DIRECTION:
Copy the data that follows exactly. Include no pictures.

ENTRIES SHOWN:
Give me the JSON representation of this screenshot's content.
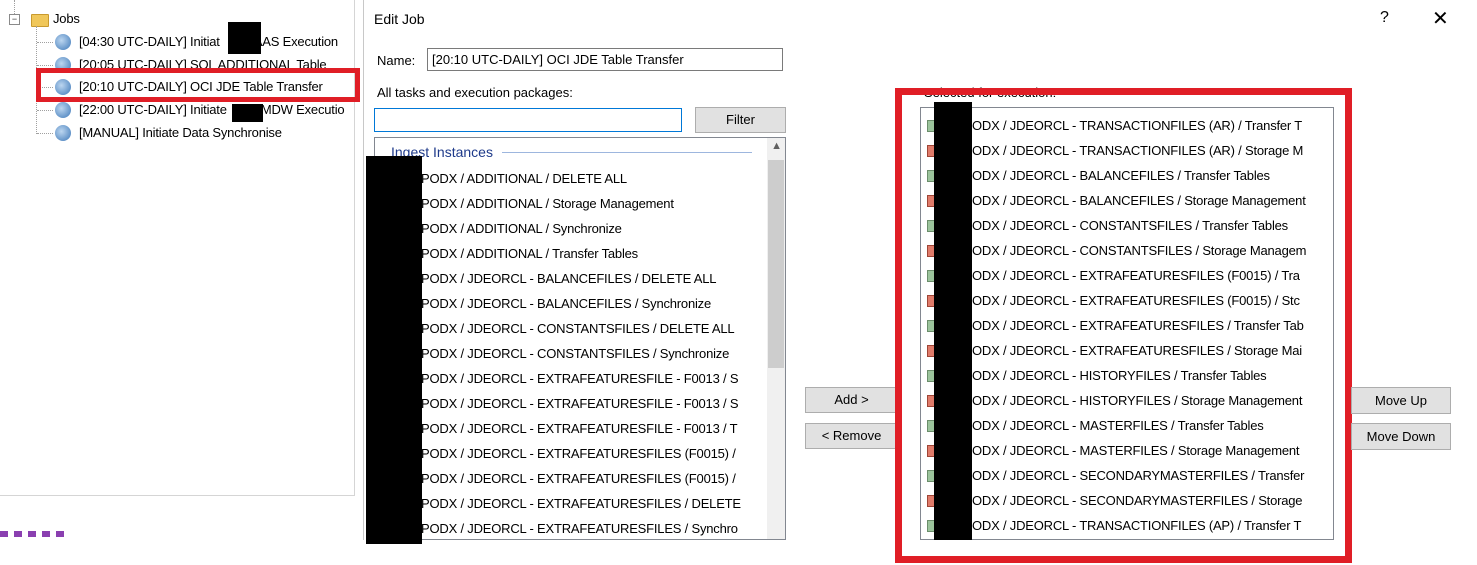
{
  "tree": {
    "jobs_label": "Jobs",
    "items": [
      {
        "label": "[04:30 UTC-DAILY] Initiat          AAS Execution"
      },
      {
        "label": "[20:05 UTC-DAILY] SQL ADDITIONAL Table"
      },
      {
        "label": "[20:10 UTC-DAILY] OCI JDE Table Transfer"
      },
      {
        "label": "[22:00 UTC-DAILY] Initiate          MDW Executio"
      },
      {
        "label": "[MANUAL] Initiate Data Synchronise"
      }
    ]
  },
  "dialog": {
    "title": "Edit Job",
    "help": "?",
    "close": "✕",
    "name_label": "Name:",
    "name_value": "[20:10 UTC-DAILY] OCI JDE Table Transfer",
    "all_label": "All tasks and execution packages:",
    "filter_value": "",
    "filter_button": "Filter",
    "group_header": "Ingest Instances",
    "left_items": [
      "PODX / ADDITIONAL / DELETE ALL",
      "PODX / ADDITIONAL / Storage Management",
      "PODX / ADDITIONAL / Synchronize",
      "PODX / ADDITIONAL / Transfer Tables",
      "PODX / JDEORCL - BALANCEFILES / DELETE ALL",
      "PODX / JDEORCL - BALANCEFILES / Synchronize",
      "PODX / JDEORCL - CONSTANTSFILES / DELETE ALL",
      "PODX / JDEORCL - CONSTANTSFILES / Synchronize",
      "PODX / JDEORCL - EXTRAFEATURESFILE - F0013 / S",
      "PODX / JDEORCL - EXTRAFEATURESFILE - F0013 / S",
      "PODX / JDEORCL - EXTRAFEATURESFILE - F0013 / T",
      "PODX / JDEORCL - EXTRAFEATURESFILES (F0015) /",
      "PODX / JDEORCL - EXTRAFEATURESFILES (F0015) /",
      "PODX / JDEORCL - EXTRAFEATURESFILES / DELETE",
      "PODX / JDEORCL - EXTRAFEATURESFILES / Synchro"
    ],
    "add_button": "Add >",
    "remove_button": "< Remove",
    "selected_label": "Selected for execution:",
    "right_items": [
      {
        "text": "ODX / JDEORCL - TRANSACTIONFILES (AR) / Transfer T",
        "kind": "transfer"
      },
      {
        "text": "ODX / JDEORCL - TRANSACTIONFILES (AR) / Storage M",
        "kind": "storage"
      },
      {
        "text": "ODX / JDEORCL - BALANCEFILES / Transfer Tables",
        "kind": "transfer"
      },
      {
        "text": "ODX / JDEORCL - BALANCEFILES / Storage Management",
        "kind": "storage"
      },
      {
        "text": "ODX / JDEORCL - CONSTANTSFILES / Transfer Tables",
        "kind": "transfer"
      },
      {
        "text": "ODX / JDEORCL - CONSTANTSFILES / Storage Managem",
        "kind": "storage"
      },
      {
        "text": "ODX / JDEORCL - EXTRAFEATURESFILES (F0015) / Tra",
        "kind": "transfer"
      },
      {
        "text": "ODX / JDEORCL - EXTRAFEATURESFILES (F0015) / Stc",
        "kind": "storage"
      },
      {
        "text": "ODX / JDEORCL - EXTRAFEATURESFILES / Transfer Tab",
        "kind": "transfer"
      },
      {
        "text": "ODX / JDEORCL - EXTRAFEATURESFILES / Storage Mai",
        "kind": "storage"
      },
      {
        "text": "ODX / JDEORCL - HISTORYFILES / Transfer Tables",
        "kind": "transfer"
      },
      {
        "text": "ODX / JDEORCL - HISTORYFILES / Storage Management",
        "kind": "storage"
      },
      {
        "text": "ODX / JDEORCL - MASTERFILES / Transfer Tables",
        "kind": "transfer"
      },
      {
        "text": "ODX / JDEORCL - MASTERFILES / Storage Management",
        "kind": "storage"
      },
      {
        "text": "ODX / JDEORCL - SECONDARYMASTERFILES / Transfer",
        "kind": "transfer"
      },
      {
        "text": "ODX / JDEORCL - SECONDARYMASTERFILES / Storage",
        "kind": "storage"
      },
      {
        "text": "ODX / JDEORCL - TRANSACTIONFILES (AP) / Transfer T",
        "kind": "transfer"
      }
    ],
    "move_up_button": "Move Up",
    "move_down_button": "Move Down"
  },
  "colors": {
    "highlight_red": "#e01e26",
    "group_header_blue": "#1e3a8a"
  }
}
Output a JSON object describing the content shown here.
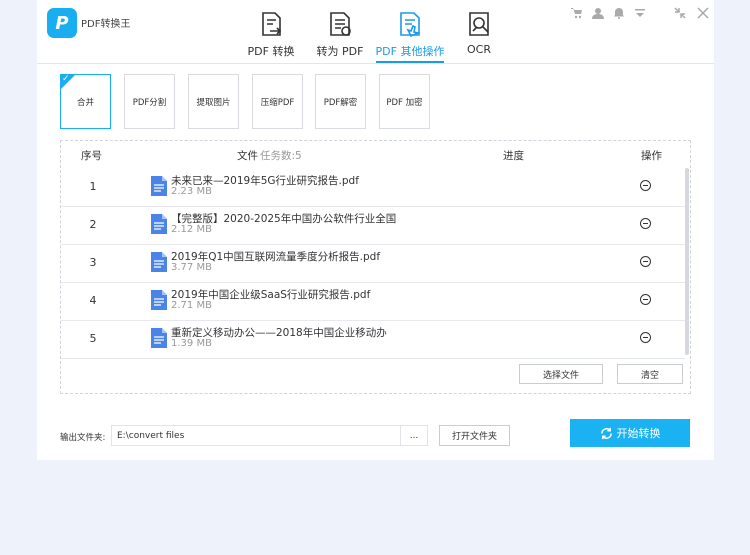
{
  "app": {
    "name": "PDF转换王",
    "logo_letter": "P",
    "accent": "#19aef0"
  },
  "tabs": [
    {
      "label": "PDF 转换",
      "icon": "pdf-convert-icon",
      "active": false
    },
    {
      "label": "转为 PDF",
      "icon": "to-pdf-icon",
      "active": false
    },
    {
      "label": "PDF 其他操作",
      "icon": "pdf-other-icon",
      "active": true
    },
    {
      "label": "OCR",
      "icon": "ocr-icon",
      "active": false
    }
  ],
  "window_controls": [
    "cart-icon",
    "user-icon",
    "bell-icon",
    "menu-icon",
    "minimize-icon",
    "close-icon"
  ],
  "tools": [
    {
      "label": "合并",
      "active": true
    },
    {
      "label": "PDF分割",
      "active": false
    },
    {
      "label": "提取图片",
      "active": false
    },
    {
      "label": "压缩PDF",
      "active": false
    },
    {
      "label": "PDF解密",
      "active": false
    },
    {
      "label": "PDF 加密",
      "active": false
    }
  ],
  "table": {
    "col_index": "序号",
    "col_file": "文件",
    "task_count": "任务数:5",
    "col_progress": "进度",
    "col_action": "操作",
    "rows": [
      {
        "num": "1",
        "name": "未来已来—2019年5G行业研究报告.pdf",
        "size": "2.23 MB"
      },
      {
        "num": "2",
        "name": "【完整版】2020-2025年中国办公软件行业全国",
        "size": "2.12 MB"
      },
      {
        "num": "3",
        "name": "2019年Q1中国互联网流量季度分析报告.pdf",
        "size": "3.77 MB"
      },
      {
        "num": "4",
        "name": "2019年中国企业级SaaS行业研究报告.pdf",
        "size": "2.71 MB"
      },
      {
        "num": "5",
        "name": "重新定义移动办公——2018年中国企业移动办",
        "size": "1.39 MB"
      }
    ]
  },
  "buttons": {
    "select_files": "选择文件",
    "clear": "清空",
    "open_folder": "打开文件夹",
    "browse": "...",
    "start": "开始转换"
  },
  "output": {
    "label": "输出文件夹:",
    "path": "E:\\convert files"
  }
}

THE RESULT:
Give me the JSON representation of this screenshot's content.
{
  "tree": {
    "jobs_label": "Jobs",
    "items": [
      {
        "label": "[04:30 UTC-DAILY] Initiat          AAS Execution"
      },
      {
        "label": "[20:05 UTC-DAILY] SQL ADDITIONAL Table"
      },
      {
        "label": "[20:10 UTC-DAILY] OCI JDE Table Transfer"
      },
      {
        "label": "[22:00 UTC-DAILY] Initiate          MDW Executio"
      },
      {
        "label": "[MANUAL] Initiate Data Synchronise"
      }
    ]
  },
  "dialog": {
    "title": "Edit Job",
    "help": "?",
    "close": "✕",
    "name_label": "Name:",
    "name_value": "[20:10 UTC-DAILY] OCI JDE Table Transfer",
    "all_label": "All tasks and execution packages:",
    "filter_value": "",
    "filter_button": "Filter",
    "group_header": "Ingest Instances",
    "left_items": [
      "PODX / ADDITIONAL / DELETE ALL",
      "PODX / ADDITIONAL / Storage Management",
      "PODX / ADDITIONAL / Synchronize",
      "PODX / ADDITIONAL / Transfer Tables",
      "PODX / JDEORCL - BALANCEFILES / DELETE ALL",
      "PODX / JDEORCL - BALANCEFILES / Synchronize",
      "PODX / JDEORCL - CONSTANTSFILES / DELETE ALL",
      "PODX / JDEORCL - CONSTANTSFILES / Synchronize",
      "PODX / JDEORCL - EXTRAFEATURESFILE - F0013 / S",
      "PODX / JDEORCL - EXTRAFEATURESFILE - F0013 / S",
      "PODX / JDEORCL - EXTRAFEATURESFILE - F0013 / T",
      "PODX / JDEORCL - EXTRAFEATURESFILES (F0015) /",
      "PODX / JDEORCL - EXTRAFEATURESFILES (F0015) /",
      "PODX / JDEORCL - EXTRAFEATURESFILES / DELETE",
      "PODX / JDEORCL - EXTRAFEATURESFILES / Synchro"
    ],
    "add_button": "Add >",
    "remove_button": "< Remove",
    "selected_label": "Selected for execution:",
    "right_items": [
      {
        "text": "ODX / JDEORCL - TRANSACTIONFILES (AR) / Transfer T",
        "kind": "transfer"
      },
      {
        "text": "ODX / JDEORCL - TRANSACTIONFILES (AR) / Storage M",
        "kind": "storage"
      },
      {
        "text": "ODX / JDEORCL - BALANCEFILES / Transfer Tables",
        "kind": "transfer"
      },
      {
        "text": "ODX / JDEORCL - BALANCEFILES / Storage Management",
        "kind": "storage"
      },
      {
        "text": "ODX / JDEORCL - CONSTANTSFILES / Transfer Tables",
        "kind": "transfer"
      },
      {
        "text": "ODX / JDEORCL - CONSTANTSFILES / Storage Managem",
        "kind": "storage"
      },
      {
        "text": "ODX / JDEORCL - EXTRAFEATURESFILES (F0015) / Tra",
        "kind": "transfer"
      },
      {
        "text": "ODX / JDEORCL - EXTRAFEATURESFILES (F0015) / Stc",
        "kind": "storage"
      },
      {
        "text": "ODX / JDEORCL - EXTRAFEATURESFILES / Transfer Tab",
        "kind": "transfer"
      },
      {
        "text": "ODX / JDEORCL - EXTRAFEATURESFILES / Storage Mai",
        "kind": "storage"
      },
      {
        "text": "ODX / JDEORCL - HISTORYFILES / Transfer Tables",
        "kind": "transfer"
      },
      {
        "text": "ODX / JDEORCL - HISTORYFILES / Storage Management",
        "kind": "storage"
      },
      {
        "text": "ODX / JDEORCL - MASTERFILES / Transfer Tables",
        "kind": "transfer"
      },
      {
        "text": "ODX / JDEORCL - MASTERFILES / Storage Management",
        "kind": "storage"
      },
      {
        "text": "ODX / JDEORCL - SECONDARYMASTERFILES / Transfer",
        "kind": "transfer"
      },
      {
        "text": "ODX / JDEORCL - SECONDARYMASTERFILES / Storage",
        "kind": "storage"
      },
      {
        "text": "ODX / JDEORCL - TRANSACTIONFILES (AP) / Transfer T",
        "kind": "transfer"
      }
    ],
    "move_up_button": "Move Up",
    "move_down_button": "Move Down"
  },
  "colors": {
    "highlight_red": "#e01e26",
    "group_header_blue": "#1e3a8a"
  }
}
Output a JSON object describing the content shown here.
{
  "app": {
    "name": "PDF转换王",
    "logo_letter": "P",
    "accent": "#19aef0"
  },
  "tabs": [
    {
      "label": "PDF 转换",
      "icon": "pdf-convert-icon",
      "active": false
    },
    {
      "label": "转为 PDF",
      "icon": "to-pdf-icon",
      "active": false
    },
    {
      "label": "PDF 其他操作",
      "icon": "pdf-other-icon",
      "active": true
    },
    {
      "label": "OCR",
      "icon": "ocr-icon",
      "active": false
    }
  ],
  "window_controls": [
    "cart-icon",
    "user-icon",
    "bell-icon",
    "menu-icon",
    "minimize-icon",
    "close-icon"
  ],
  "tools": [
    {
      "label": "合并",
      "active": true
    },
    {
      "label": "PDF分割",
      "active": false
    },
    {
      "label": "提取图片",
      "active": false
    },
    {
      "label": "压缩PDF",
      "active": false
    },
    {
      "label": "PDF解密",
      "active": false
    },
    {
      "label": "PDF 加密",
      "active": false
    }
  ],
  "table": {
    "col_index": "序号",
    "col_file": "文件",
    "task_count": "任务数:5",
    "col_progress": "进度",
    "col_action": "操作",
    "rows": [
      {
        "num": "1",
        "name": "未来已来—2019年5G行业研究报告.pdf",
        "size": "2.23 MB"
      },
      {
        "num": "2",
        "name": "【完整版】2020-2025年中国办公软件行业全国",
        "size": "2.12 MB"
      },
      {
        "num": "3",
        "name": "2019年Q1中国互联网流量季度分析报告.pdf",
        "size": "3.77 MB"
      },
      {
        "num": "4",
        "name": "2019年中国企业级SaaS行业研究报告.pdf",
        "size": "2.71 MB"
      },
      {
        "num": "5",
        "name": "重新定义移动办公——2018年中国企业移动办",
        "size": "1.39 MB"
      }
    ]
  },
  "buttons": {
    "select_files": "选择文件",
    "clear": "清空",
    "open_folder": "打开文件夹",
    "browse": "...",
    "start": "开始转换"
  },
  "output": {
    "label": "输出文件夹:",
    "path": "E:\\convert files"
  }
}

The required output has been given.